:: Source data

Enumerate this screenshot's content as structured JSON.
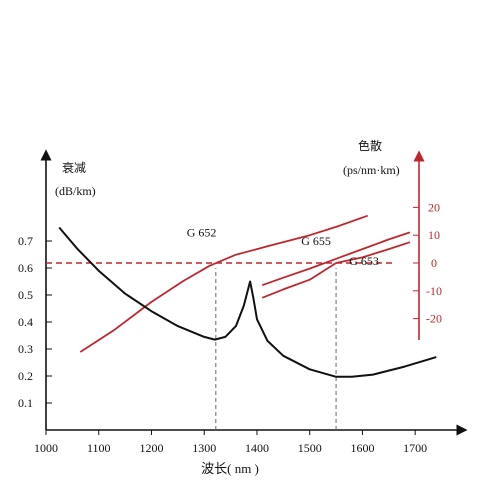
{
  "chart_data": {
    "type": "line",
    "title": "",
    "xlabel": "波长( nm )",
    "xlim": [
      1000,
      1750
    ],
    "x_ticks": [
      1000,
      1100,
      1200,
      1300,
      1400,
      1500,
      1600,
      1700
    ],
    "left_axis": {
      "label_line1": "衰减",
      "label_line2": "(dB/km)",
      "ylim": [
        0,
        0.8
      ],
      "ticks": [
        0.1,
        0.2,
        0.3,
        0.4,
        0.5,
        0.6,
        0.7
      ]
    },
    "right_axis": {
      "label_line1": "色散",
      "label_line2": "(ps/nm·km)",
      "ylim": [
        -30,
        28
      ],
      "ticks": [
        20,
        10,
        0,
        -10,
        -20
      ],
      "color": "#c0272d"
    },
    "attenuation_curve": {
      "color": "#111111",
      "points": [
        [
          1025,
          0.75
        ],
        [
          1060,
          0.67
        ],
        [
          1100,
          0.59
        ],
        [
          1150,
          0.505
        ],
        [
          1200,
          0.44
        ],
        [
          1250,
          0.385
        ],
        [
          1300,
          0.345
        ],
        [
          1320,
          0.335
        ],
        [
          1340,
          0.345
        ],
        [
          1360,
          0.385
        ],
        [
          1375,
          0.46
        ],
        [
          1387,
          0.55
        ],
        [
          1393,
          0.49
        ],
        [
          1400,
          0.41
        ],
        [
          1420,
          0.33
        ],
        [
          1450,
          0.275
        ],
        [
          1500,
          0.225
        ],
        [
          1550,
          0.197
        ],
        [
          1580,
          0.197
        ],
        [
          1620,
          0.205
        ],
        [
          1680,
          0.235
        ],
        [
          1740,
          0.27
        ]
      ]
    },
    "dispersion_series": [
      {
        "name": "G 652",
        "color": "#c0272d",
        "points": [
          [
            1065,
            -32
          ],
          [
            1130,
            -24
          ],
          [
            1200,
            -14
          ],
          [
            1260,
            -6.5
          ],
          [
            1310,
            -1
          ],
          [
            1360,
            3
          ],
          [
            1420,
            6
          ],
          [
            1500,
            10
          ],
          [
            1550,
            13
          ],
          [
            1610,
            17
          ]
        ]
      },
      {
        "name": "G 655",
        "color": "#c0272d",
        "points": [
          [
            1410,
            -8
          ],
          [
            1450,
            -5.3
          ],
          [
            1500,
            -2
          ],
          [
            1550,
            1.5
          ],
          [
            1600,
            5
          ],
          [
            1650,
            8.5
          ],
          [
            1690,
            11
          ]
        ]
      },
      {
        "name": "G 653",
        "color": "#c0272d",
        "points": [
          [
            1410,
            -12.5
          ],
          [
            1450,
            -9.5
          ],
          [
            1500,
            -6
          ],
          [
            1550,
            0
          ],
          [
            1600,
            2
          ],
          [
            1650,
            5
          ],
          [
            1690,
            7.5
          ]
        ]
      }
    ],
    "series_labels": [
      {
        "text": "G 652",
        "x": 1295,
        "y": 9.5,
        "anchor": "middle"
      },
      {
        "text": "G 655",
        "x": 1512,
        "y": 6.5,
        "anchor": "middle"
      },
      {
        "text": "G 653",
        "x": 1603,
        "y": -0.8,
        "anchor": "middle"
      }
    ],
    "zero_dispersion_line": {
      "color": "#c0272d",
      "y": 0,
      "from": 1000,
      "to": 1660
    },
    "reference_lines": [
      {
        "x": 1322,
        "y_from": 0,
        "y_to": 0.6,
        "color": "#666666"
      },
      {
        "x": 1550,
        "y_from": 0,
        "y_to": 0.6,
        "color": "#666666"
      }
    ],
    "grid": false,
    "legend": "none"
  }
}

::::

What is asked: Print each line of the material above exactly, with the pictures removed from your copy.

Exercise output:
Enumerate this screenshot's content as structured JSON.
{
  "chart_data": {
    "type": "line",
    "title": "",
    "xlabel": "波长( nm )",
    "xlim": [
      1000,
      1750
    ],
    "x_ticks": [
      1000,
      1100,
      1200,
      1300,
      1400,
      1500,
      1600,
      1700
    ],
    "left_axis": {
      "label_line1": "衰减",
      "label_line2": "(dB/km)",
      "ylim": [
        0,
        0.8
      ],
      "ticks": [
        0.1,
        0.2,
        0.3,
        0.4,
        0.5,
        0.6,
        0.7
      ]
    },
    "right_axis": {
      "label_line1": "色散",
      "label_line2": "(ps/nm·km)",
      "ylim": [
        -30,
        28
      ],
      "ticks": [
        20,
        10,
        0,
        -10,
        -20
      ],
      "color": "#c0272d"
    },
    "attenuation_curve": {
      "color": "#111111",
      "points": [
        [
          1025,
          0.75
        ],
        [
          1060,
          0.67
        ],
        [
          1100,
          0.59
        ],
        [
          1150,
          0.505
        ],
        [
          1200,
          0.44
        ],
        [
          1250,
          0.385
        ],
        [
          1300,
          0.345
        ],
        [
          1320,
          0.335
        ],
        [
          1340,
          0.345
        ],
        [
          1360,
          0.385
        ],
        [
          1375,
          0.46
        ],
        [
          1387,
          0.55
        ],
        [
          1393,
          0.49
        ],
        [
          1400,
          0.41
        ],
        [
          1420,
          0.33
        ],
        [
          1450,
          0.275
        ],
        [
          1500,
          0.225
        ],
        [
          1550,
          0.197
        ],
        [
          1580,
          0.197
        ],
        [
          1620,
          0.205
        ],
        [
          1680,
          0.235
        ],
        [
          1740,
          0.27
        ]
      ]
    },
    "dispersion_series": [
      {
        "name": "G 652",
        "color": "#c0272d",
        "points": [
          [
            1065,
            -32
          ],
          [
            1130,
            -24
          ],
          [
            1200,
            -14
          ],
          [
            1260,
            -6.5
          ],
          [
            1310,
            -1
          ],
          [
            1360,
            3
          ],
          [
            1420,
            6
          ],
          [
            1500,
            10
          ],
          [
            1550,
            13
          ],
          [
            1610,
            17
          ]
        ]
      },
      {
        "name": "G 655",
        "color": "#c0272d",
        "points": [
          [
            1410,
            -8
          ],
          [
            1450,
            -5.3
          ],
          [
            1500,
            -2
          ],
          [
            1550,
            1.5
          ],
          [
            1600,
            5
          ],
          [
            1650,
            8.5
          ],
          [
            1690,
            11
          ]
        ]
      },
      {
        "name": "G 653",
        "color": "#c0272d",
        "points": [
          [
            1410,
            -12.5
          ],
          [
            1450,
            -9.5
          ],
          [
            1500,
            -6
          ],
          [
            1550,
            0
          ],
          [
            1600,
            2
          ],
          [
            1650,
            5
          ],
          [
            1690,
            7.5
          ]
        ]
      }
    ],
    "series_labels": [
      {
        "text": "G 652",
        "x": 1295,
        "y": 9.5,
        "anchor": "middle"
      },
      {
        "text": "G 655",
        "x": 1512,
        "y": 6.5,
        "anchor": "middle"
      },
      {
        "text": "G 653",
        "x": 1603,
        "y": -0.8,
        "anchor": "middle"
      }
    ],
    "zero_dispersion_line": {
      "color": "#c0272d",
      "y": 0,
      "from": 1000,
      "to": 1660
    },
    "reference_lines": [
      {
        "x": 1322,
        "y_from": 0,
        "y_to": 0.6,
        "color": "#666666"
      },
      {
        "x": 1550,
        "y_from": 0,
        "y_to": 0.6,
        "color": "#666666"
      }
    ],
    "grid": false,
    "legend": "none"
  }
}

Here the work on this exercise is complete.